─── Input data
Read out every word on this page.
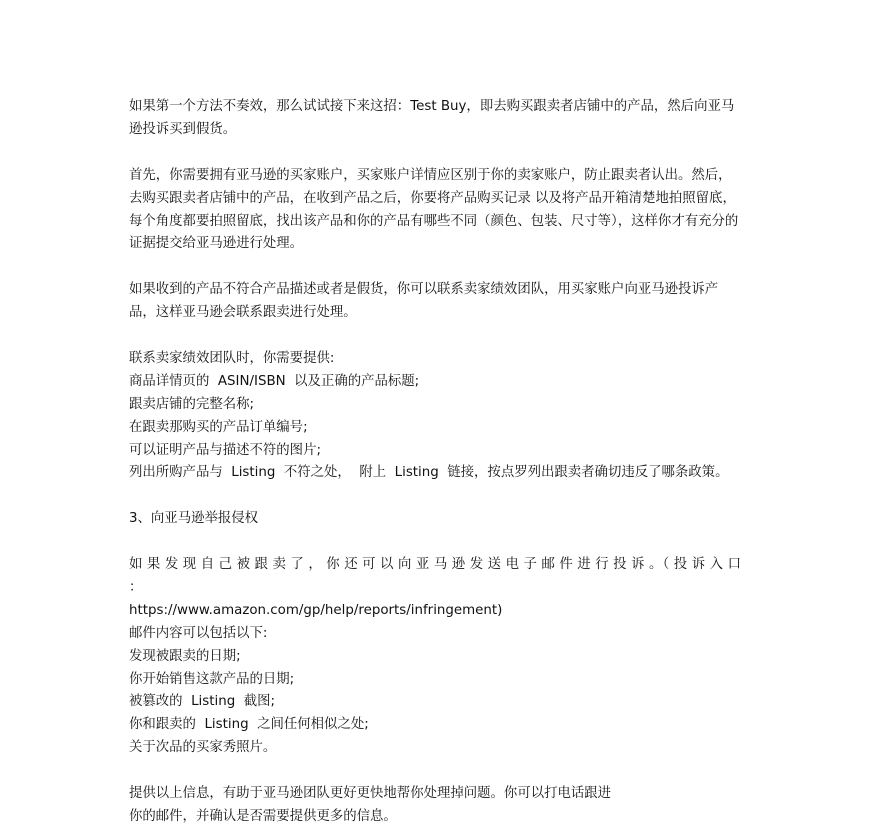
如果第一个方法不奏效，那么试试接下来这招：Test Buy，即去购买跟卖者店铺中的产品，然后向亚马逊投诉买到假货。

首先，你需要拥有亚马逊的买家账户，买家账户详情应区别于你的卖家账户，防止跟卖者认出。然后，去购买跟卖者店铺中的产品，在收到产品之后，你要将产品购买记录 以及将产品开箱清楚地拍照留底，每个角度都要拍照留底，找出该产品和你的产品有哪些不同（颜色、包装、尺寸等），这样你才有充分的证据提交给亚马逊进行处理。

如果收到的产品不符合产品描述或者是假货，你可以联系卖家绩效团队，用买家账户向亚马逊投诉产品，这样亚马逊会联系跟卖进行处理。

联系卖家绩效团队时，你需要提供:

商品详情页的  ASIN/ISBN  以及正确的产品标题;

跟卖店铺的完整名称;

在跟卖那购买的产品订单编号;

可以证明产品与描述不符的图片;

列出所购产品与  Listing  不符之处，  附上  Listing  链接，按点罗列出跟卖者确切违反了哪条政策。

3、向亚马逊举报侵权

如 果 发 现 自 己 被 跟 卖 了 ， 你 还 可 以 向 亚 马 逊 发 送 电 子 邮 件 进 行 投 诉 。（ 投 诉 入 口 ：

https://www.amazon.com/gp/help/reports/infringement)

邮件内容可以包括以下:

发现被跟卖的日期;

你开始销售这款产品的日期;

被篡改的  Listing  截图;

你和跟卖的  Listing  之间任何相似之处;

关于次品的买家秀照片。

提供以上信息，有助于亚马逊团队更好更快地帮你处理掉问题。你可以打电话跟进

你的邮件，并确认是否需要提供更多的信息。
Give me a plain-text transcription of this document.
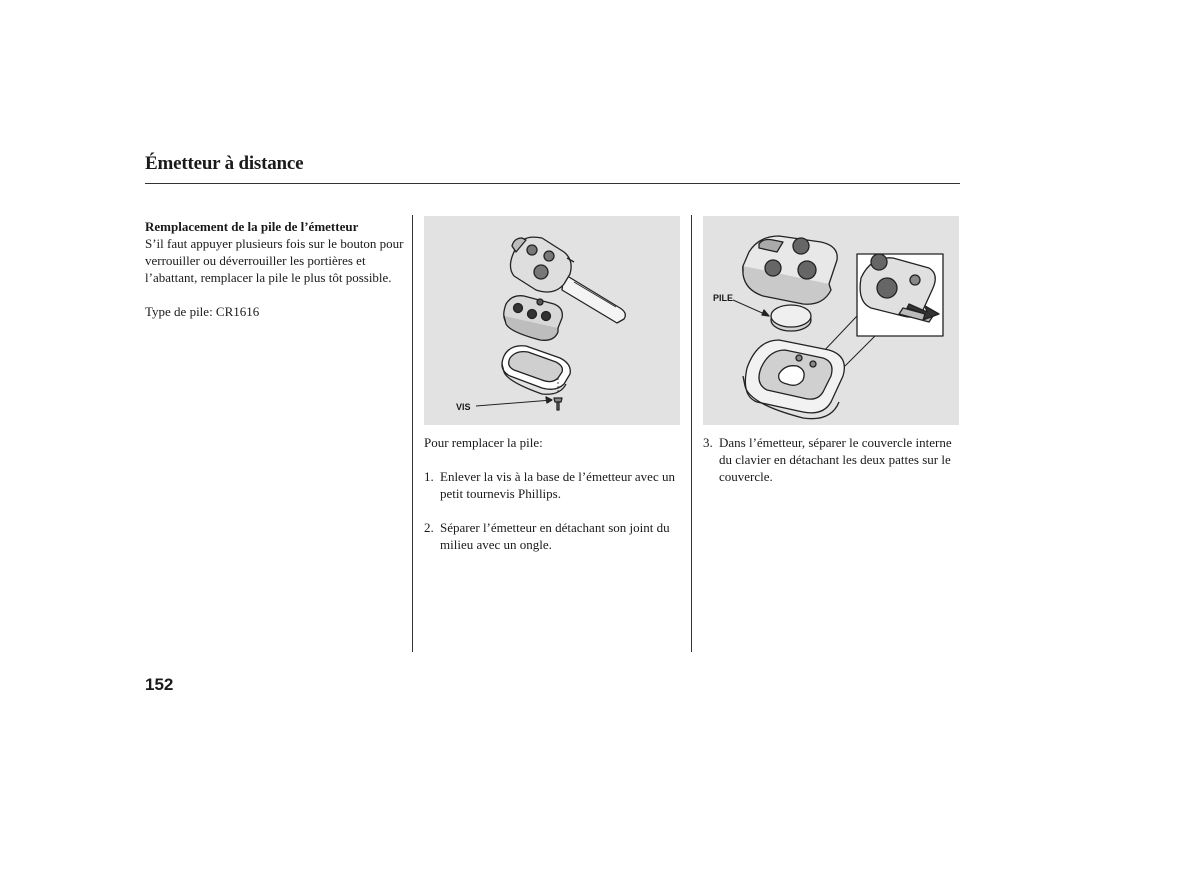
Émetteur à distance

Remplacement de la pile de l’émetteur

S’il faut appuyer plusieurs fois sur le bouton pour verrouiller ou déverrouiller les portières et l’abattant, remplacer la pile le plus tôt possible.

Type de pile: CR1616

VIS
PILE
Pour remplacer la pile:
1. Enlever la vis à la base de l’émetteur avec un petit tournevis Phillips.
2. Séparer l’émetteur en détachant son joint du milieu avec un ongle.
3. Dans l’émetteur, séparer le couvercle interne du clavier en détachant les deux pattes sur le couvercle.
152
──────
Identify each line containing the string "détachant" and copy it out.

2. Séparer l’émetteur en détachant son joint du milieu avec un ongle.
3. Dans l’émetteur, séparer le couvercle interne du clavier en détachant les deux pattes sur le couvercle.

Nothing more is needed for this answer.